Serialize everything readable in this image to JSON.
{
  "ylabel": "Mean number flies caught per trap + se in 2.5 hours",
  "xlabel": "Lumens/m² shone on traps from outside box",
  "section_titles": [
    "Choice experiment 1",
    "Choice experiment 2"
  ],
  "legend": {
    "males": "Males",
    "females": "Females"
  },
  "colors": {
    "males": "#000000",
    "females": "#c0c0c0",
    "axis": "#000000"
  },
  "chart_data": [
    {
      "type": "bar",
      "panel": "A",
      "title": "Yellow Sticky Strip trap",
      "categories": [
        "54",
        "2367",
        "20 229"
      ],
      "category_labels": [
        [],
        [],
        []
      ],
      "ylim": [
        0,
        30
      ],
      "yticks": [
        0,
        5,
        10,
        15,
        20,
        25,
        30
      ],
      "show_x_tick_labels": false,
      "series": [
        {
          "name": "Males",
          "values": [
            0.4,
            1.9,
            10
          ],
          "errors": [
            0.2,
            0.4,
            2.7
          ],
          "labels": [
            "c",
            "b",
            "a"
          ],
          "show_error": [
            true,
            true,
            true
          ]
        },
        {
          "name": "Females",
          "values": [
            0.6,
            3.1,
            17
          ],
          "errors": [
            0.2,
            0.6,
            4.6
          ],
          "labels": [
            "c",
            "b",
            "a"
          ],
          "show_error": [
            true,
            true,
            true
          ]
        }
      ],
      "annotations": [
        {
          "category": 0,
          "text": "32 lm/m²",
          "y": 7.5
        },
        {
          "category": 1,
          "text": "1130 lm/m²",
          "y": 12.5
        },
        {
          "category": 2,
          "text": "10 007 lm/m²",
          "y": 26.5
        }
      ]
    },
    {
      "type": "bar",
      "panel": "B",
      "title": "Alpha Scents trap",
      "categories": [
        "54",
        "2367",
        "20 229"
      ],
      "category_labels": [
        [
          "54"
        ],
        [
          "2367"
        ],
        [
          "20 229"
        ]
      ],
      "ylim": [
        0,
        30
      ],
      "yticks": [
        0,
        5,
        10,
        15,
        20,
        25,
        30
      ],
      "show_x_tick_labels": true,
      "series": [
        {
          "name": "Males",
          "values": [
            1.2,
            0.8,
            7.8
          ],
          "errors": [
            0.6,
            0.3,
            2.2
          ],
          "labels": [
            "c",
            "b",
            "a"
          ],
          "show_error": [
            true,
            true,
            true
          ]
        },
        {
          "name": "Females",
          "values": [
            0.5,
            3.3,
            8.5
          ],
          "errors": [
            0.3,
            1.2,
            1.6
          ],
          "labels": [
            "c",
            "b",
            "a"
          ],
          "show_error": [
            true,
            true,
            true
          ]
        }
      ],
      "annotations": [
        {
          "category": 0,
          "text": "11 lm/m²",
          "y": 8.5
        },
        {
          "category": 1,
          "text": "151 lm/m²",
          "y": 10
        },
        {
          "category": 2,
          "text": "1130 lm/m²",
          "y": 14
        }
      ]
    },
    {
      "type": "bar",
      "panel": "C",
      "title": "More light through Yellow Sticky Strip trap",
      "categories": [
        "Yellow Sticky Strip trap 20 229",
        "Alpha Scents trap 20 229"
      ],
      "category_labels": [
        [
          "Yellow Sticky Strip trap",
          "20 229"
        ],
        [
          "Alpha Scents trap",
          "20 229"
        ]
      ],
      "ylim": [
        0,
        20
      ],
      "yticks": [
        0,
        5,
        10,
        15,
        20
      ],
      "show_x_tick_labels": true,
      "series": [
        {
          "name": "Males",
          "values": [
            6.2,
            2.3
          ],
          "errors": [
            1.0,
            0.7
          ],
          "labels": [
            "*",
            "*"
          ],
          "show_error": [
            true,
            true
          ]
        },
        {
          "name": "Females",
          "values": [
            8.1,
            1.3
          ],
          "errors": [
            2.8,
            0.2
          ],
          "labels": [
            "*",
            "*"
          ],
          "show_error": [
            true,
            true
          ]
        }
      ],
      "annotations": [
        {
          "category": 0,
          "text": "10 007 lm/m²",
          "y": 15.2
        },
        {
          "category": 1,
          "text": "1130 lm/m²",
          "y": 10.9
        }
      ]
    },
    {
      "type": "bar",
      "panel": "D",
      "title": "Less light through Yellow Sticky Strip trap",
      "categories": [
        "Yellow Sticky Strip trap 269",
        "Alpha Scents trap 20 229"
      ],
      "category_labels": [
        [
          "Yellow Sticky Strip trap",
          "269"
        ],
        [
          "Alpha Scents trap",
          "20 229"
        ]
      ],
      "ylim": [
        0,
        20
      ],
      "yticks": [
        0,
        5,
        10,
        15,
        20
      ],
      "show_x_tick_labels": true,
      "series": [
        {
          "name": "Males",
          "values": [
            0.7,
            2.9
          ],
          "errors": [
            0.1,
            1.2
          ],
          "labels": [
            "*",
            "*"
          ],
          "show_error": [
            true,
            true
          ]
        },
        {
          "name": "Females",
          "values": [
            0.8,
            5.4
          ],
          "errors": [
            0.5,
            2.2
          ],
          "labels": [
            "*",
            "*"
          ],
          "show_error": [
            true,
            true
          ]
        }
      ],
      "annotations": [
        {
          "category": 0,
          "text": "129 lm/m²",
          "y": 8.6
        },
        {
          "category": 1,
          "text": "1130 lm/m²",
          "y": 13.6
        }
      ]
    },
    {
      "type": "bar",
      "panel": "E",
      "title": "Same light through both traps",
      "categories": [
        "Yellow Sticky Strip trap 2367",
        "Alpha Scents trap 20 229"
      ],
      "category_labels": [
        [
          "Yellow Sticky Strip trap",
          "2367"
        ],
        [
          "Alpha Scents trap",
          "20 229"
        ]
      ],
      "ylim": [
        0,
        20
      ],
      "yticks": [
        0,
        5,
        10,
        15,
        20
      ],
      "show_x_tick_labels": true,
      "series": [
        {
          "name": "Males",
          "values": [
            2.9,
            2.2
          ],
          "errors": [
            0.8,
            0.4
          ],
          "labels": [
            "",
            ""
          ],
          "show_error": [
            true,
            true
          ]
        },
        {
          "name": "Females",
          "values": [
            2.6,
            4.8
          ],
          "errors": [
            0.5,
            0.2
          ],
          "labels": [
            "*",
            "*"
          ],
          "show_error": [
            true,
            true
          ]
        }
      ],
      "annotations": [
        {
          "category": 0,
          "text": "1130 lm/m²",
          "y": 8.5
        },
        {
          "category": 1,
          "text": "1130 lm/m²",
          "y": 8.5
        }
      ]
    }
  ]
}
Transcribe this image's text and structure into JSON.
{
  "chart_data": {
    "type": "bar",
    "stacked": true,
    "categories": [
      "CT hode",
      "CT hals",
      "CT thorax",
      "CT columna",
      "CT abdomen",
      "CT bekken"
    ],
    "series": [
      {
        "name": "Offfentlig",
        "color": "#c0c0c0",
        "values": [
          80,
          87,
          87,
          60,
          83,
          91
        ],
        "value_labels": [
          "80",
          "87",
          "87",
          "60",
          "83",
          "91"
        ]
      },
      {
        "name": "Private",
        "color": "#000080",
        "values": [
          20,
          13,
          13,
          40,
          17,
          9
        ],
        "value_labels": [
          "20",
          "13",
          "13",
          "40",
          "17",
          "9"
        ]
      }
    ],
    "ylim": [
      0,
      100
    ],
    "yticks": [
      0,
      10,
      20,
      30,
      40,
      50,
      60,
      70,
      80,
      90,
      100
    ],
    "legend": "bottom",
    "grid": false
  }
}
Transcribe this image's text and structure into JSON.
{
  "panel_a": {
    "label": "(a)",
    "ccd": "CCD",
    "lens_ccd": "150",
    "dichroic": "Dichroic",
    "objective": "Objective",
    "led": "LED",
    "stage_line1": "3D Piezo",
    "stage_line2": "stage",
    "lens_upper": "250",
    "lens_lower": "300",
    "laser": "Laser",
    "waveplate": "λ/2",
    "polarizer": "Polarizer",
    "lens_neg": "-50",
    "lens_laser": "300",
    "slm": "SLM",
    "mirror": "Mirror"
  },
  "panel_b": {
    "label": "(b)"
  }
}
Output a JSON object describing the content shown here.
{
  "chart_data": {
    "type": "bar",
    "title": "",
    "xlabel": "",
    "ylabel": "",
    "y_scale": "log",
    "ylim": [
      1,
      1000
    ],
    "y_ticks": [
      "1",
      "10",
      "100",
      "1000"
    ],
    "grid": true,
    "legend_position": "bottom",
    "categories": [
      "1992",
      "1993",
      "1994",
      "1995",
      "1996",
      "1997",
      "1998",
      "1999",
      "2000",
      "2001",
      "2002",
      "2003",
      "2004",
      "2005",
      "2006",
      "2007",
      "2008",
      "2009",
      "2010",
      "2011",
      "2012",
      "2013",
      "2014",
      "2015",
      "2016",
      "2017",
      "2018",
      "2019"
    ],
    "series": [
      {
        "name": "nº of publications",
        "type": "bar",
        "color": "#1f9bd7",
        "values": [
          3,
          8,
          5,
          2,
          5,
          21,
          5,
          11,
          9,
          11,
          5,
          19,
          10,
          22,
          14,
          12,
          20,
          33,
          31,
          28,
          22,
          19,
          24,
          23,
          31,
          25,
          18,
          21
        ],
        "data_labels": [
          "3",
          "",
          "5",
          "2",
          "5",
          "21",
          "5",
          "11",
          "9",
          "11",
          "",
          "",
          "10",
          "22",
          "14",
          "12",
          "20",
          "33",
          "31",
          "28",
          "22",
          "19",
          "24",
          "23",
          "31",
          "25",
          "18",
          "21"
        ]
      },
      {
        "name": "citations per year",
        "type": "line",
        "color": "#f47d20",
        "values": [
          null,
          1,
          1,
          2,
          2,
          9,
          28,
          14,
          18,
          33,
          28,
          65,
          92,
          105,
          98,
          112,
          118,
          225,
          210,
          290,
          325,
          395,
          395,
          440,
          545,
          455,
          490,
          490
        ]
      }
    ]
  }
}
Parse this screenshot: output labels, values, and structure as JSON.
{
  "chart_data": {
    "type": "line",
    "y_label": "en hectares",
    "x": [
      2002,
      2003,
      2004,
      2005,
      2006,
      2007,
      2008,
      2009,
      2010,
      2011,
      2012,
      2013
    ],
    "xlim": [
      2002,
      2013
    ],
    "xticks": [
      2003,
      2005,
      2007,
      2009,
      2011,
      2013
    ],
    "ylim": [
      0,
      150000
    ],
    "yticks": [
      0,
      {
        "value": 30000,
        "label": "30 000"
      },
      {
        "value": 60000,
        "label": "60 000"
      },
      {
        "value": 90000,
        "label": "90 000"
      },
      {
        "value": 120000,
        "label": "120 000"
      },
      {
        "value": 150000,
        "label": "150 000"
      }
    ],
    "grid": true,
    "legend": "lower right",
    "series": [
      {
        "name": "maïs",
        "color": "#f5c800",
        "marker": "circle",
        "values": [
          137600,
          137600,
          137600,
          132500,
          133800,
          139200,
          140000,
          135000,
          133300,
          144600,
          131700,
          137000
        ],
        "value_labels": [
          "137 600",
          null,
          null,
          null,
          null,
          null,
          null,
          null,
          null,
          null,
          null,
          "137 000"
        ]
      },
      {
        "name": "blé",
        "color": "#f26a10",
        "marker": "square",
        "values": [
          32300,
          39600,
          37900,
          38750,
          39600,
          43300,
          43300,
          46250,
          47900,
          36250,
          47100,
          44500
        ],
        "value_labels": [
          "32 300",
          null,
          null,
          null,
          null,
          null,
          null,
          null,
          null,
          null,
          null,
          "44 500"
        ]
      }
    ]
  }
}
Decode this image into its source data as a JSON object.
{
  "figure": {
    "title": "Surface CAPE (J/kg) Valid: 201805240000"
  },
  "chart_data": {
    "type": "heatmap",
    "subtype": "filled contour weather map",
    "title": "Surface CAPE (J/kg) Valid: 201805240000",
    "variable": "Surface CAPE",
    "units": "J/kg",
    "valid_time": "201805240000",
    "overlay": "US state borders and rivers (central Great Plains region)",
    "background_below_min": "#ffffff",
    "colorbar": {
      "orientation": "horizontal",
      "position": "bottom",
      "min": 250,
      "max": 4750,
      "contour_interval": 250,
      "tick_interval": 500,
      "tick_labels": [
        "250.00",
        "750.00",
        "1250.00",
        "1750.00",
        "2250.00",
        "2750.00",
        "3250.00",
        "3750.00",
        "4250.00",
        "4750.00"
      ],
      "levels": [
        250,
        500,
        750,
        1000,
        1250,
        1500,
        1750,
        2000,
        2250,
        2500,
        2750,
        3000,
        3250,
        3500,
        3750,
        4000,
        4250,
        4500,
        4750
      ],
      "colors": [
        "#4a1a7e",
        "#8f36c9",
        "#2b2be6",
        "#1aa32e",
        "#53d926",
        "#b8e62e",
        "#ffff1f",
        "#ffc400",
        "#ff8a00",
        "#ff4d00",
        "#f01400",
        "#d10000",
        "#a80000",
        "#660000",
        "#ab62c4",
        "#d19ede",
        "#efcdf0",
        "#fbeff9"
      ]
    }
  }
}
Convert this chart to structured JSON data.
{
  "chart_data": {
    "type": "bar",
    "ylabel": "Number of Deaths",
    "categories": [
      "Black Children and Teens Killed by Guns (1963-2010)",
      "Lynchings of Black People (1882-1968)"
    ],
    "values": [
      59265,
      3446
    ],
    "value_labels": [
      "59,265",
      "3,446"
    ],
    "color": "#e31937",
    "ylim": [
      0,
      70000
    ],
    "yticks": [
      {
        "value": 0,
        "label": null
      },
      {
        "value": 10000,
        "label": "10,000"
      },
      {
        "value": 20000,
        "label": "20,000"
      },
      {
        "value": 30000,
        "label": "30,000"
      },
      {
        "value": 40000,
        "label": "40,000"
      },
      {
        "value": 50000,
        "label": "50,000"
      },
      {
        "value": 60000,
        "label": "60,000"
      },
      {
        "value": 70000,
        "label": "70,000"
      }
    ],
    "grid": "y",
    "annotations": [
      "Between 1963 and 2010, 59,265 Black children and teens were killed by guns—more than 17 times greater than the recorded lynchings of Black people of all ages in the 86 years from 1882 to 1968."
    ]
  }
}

::::::::::

Show the lines of the material that contain the word "Sticky".

Task response.
      "title": "Yellow Sticky Strip trap",
      "title": "More light through Yellow Sticky Strip trap",
        "Yellow Sticky Strip trap 20 229",
          "Yellow Sticky Strip trap",
      "title": "Less light through Yellow Sticky Strip trap",
        "Yellow Sticky Strip trap 269",
          "Yellow Sticky Strip trap",
        "Yellow Sticky Strip trap 2367",
          "Yellow Sticky Strip trap",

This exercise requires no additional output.